Below is a set of records; print all of them exactly as written.

**** Data supplied

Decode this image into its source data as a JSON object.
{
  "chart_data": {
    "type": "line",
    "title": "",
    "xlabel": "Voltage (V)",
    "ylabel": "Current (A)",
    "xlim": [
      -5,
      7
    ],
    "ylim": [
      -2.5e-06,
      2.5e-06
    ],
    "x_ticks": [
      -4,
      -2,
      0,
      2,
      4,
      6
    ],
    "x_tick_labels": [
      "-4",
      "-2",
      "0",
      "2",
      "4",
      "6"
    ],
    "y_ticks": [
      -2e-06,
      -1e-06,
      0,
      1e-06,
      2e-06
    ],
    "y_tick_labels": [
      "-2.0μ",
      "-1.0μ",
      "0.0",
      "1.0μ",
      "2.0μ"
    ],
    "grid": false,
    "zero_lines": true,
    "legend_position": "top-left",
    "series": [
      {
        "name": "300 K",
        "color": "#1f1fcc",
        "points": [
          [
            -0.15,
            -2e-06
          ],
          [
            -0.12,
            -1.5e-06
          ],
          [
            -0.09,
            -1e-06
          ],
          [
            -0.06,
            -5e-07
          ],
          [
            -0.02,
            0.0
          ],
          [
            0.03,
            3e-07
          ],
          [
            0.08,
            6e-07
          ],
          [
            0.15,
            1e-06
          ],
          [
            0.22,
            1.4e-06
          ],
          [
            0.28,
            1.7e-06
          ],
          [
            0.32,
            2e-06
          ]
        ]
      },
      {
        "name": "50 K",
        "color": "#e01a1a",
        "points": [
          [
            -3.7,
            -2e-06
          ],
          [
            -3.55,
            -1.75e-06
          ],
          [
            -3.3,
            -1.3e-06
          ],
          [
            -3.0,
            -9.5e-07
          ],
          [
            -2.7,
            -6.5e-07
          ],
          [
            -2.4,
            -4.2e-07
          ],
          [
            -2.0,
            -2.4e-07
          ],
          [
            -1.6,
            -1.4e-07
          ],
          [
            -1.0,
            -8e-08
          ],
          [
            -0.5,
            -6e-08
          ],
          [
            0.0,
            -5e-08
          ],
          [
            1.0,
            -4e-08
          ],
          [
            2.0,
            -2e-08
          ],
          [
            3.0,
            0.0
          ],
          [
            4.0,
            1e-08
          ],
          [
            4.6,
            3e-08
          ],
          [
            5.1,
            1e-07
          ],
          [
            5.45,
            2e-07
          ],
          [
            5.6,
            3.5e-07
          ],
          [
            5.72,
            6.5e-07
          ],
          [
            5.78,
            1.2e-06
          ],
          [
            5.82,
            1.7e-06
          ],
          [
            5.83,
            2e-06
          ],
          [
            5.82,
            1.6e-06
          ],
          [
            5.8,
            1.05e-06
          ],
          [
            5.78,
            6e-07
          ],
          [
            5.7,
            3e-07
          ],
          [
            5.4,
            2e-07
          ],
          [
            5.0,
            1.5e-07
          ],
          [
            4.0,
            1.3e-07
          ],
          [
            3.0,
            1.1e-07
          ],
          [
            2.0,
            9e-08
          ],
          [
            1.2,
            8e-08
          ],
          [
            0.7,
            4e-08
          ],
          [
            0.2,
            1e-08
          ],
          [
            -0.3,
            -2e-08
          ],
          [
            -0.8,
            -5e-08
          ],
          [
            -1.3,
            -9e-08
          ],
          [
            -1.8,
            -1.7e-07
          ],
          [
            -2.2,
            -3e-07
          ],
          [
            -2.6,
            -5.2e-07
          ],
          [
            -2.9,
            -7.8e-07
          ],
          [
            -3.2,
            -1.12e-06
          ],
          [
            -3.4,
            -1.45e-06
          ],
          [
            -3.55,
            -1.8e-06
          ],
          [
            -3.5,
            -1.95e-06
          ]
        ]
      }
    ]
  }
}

********

[Output of the exercise]
Decode this image into its source data as a JSON object.
{
  "chart_data": {
    "type": "line",
    "title": "",
    "xlabel": "Voltage (V)",
    "ylabel": "Current (A)",
    "xlim": [
      -5,
      7
    ],
    "ylim": [
      -2.5e-06,
      2.5e-06
    ],
    "x_ticks": [
      -4,
      -2,
      0,
      2,
      4,
      6
    ],
    "x_tick_labels": [
      "-4",
      "-2",
      "0",
      "2",
      "4",
      "6"
    ],
    "y_ticks": [
      -2e-06,
      -1e-06,
      0,
      1e-06,
      2e-06
    ],
    "y_tick_labels": [
      "-2.0μ",
      "-1.0μ",
      "0.0",
      "1.0μ",
      "2.0μ"
    ],
    "grid": false,
    "zero_lines": true,
    "legend_position": "top-left",
    "series": [
      {
        "name": "300 K",
        "color": "#1f1fcc",
        "points": [
          [
            -0.15,
            -2e-06
          ],
          [
            -0.12,
            -1.5e-06
          ],
          [
            -0.09,
            -1e-06
          ],
          [
            -0.06,
            -5e-07
          ],
          [
            -0.02,
            0.0
          ],
          [
            0.03,
            3e-07
          ],
          [
            0.08,
            6e-07
          ],
          [
            0.15,
            1e-06
          ],
          [
            0.22,
            1.4e-06
          ],
          [
            0.28,
            1.7e-06
          ],
          [
            0.32,
            2e-06
          ]
        ]
      },
      {
        "name": "50 K",
        "color": "#e01a1a",
        "points": [
          [
            -3.7,
            -2e-06
          ],
          [
            -3.55,
            -1.75e-06
          ],
          [
            -3.3,
            -1.3e-06
          ],
          [
            -3.0,
            -9.5e-07
          ],
          [
            -2.7,
            -6.5e-07
          ],
          [
            -2.4,
            -4.2e-07
          ],
          [
            -2.0,
            -2.4e-07
          ],
          [
            -1.6,
            -1.4e-07
          ],
          [
            -1.0,
            -8e-08
          ],
          [
            -0.5,
            -6e-08
          ],
          [
            0.0,
            -5e-08
          ],
          [
            1.0,
            -4e-08
          ],
          [
            2.0,
            -2e-08
          ],
          [
            3.0,
            0.0
          ],
          [
            4.0,
            1e-08
          ],
          [
            4.6,
            3e-08
          ],
          [
            5.1,
            1e-07
          ],
          [
            5.45,
            2e-07
          ],
          [
            5.6,
            3.5e-07
          ],
          [
            5.72,
            6.5e-07
          ],
          [
            5.78,
            1.2e-06
          ],
          [
            5.82,
            1.7e-06
          ],
          [
            5.83,
            2e-06
          ],
          [
            5.82,
            1.6e-06
          ],
          [
            5.8,
            1.05e-06
          ],
          [
            5.78,
            6e-07
          ],
          [
            5.7,
            3e-07
          ],
          [
            5.4,
            2e-07
          ],
          [
            5.0,
            1.5e-07
          ],
          [
            4.0,
            1.3e-07
          ],
          [
            3.0,
            1.1e-07
          ],
          [
            2.0,
            9e-08
          ],
          [
            1.2,
            8e-08
          ],
          [
            0.7,
            4e-08
          ],
          [
            0.2,
            1e-08
          ],
          [
            -0.3,
            -2e-08
          ],
          [
            -0.8,
            -5e-08
          ],
          [
            -1.3,
            -9e-08
          ],
          [
            -1.8,
            -1.7e-07
          ],
          [
            -2.2,
            -3e-07
          ],
          [
            -2.6,
            -5.2e-07
          ],
          [
            -2.9,
            -7.8e-07
          ],
          [
            -3.2,
            -1.12e-06
          ],
          [
            -3.4,
            -1.45e-06
          ],
          [
            -3.55,
            -1.8e-06
          ],
          [
            -3.5,
            -1.95e-06
          ]
        ]
      }
    ]
  }
}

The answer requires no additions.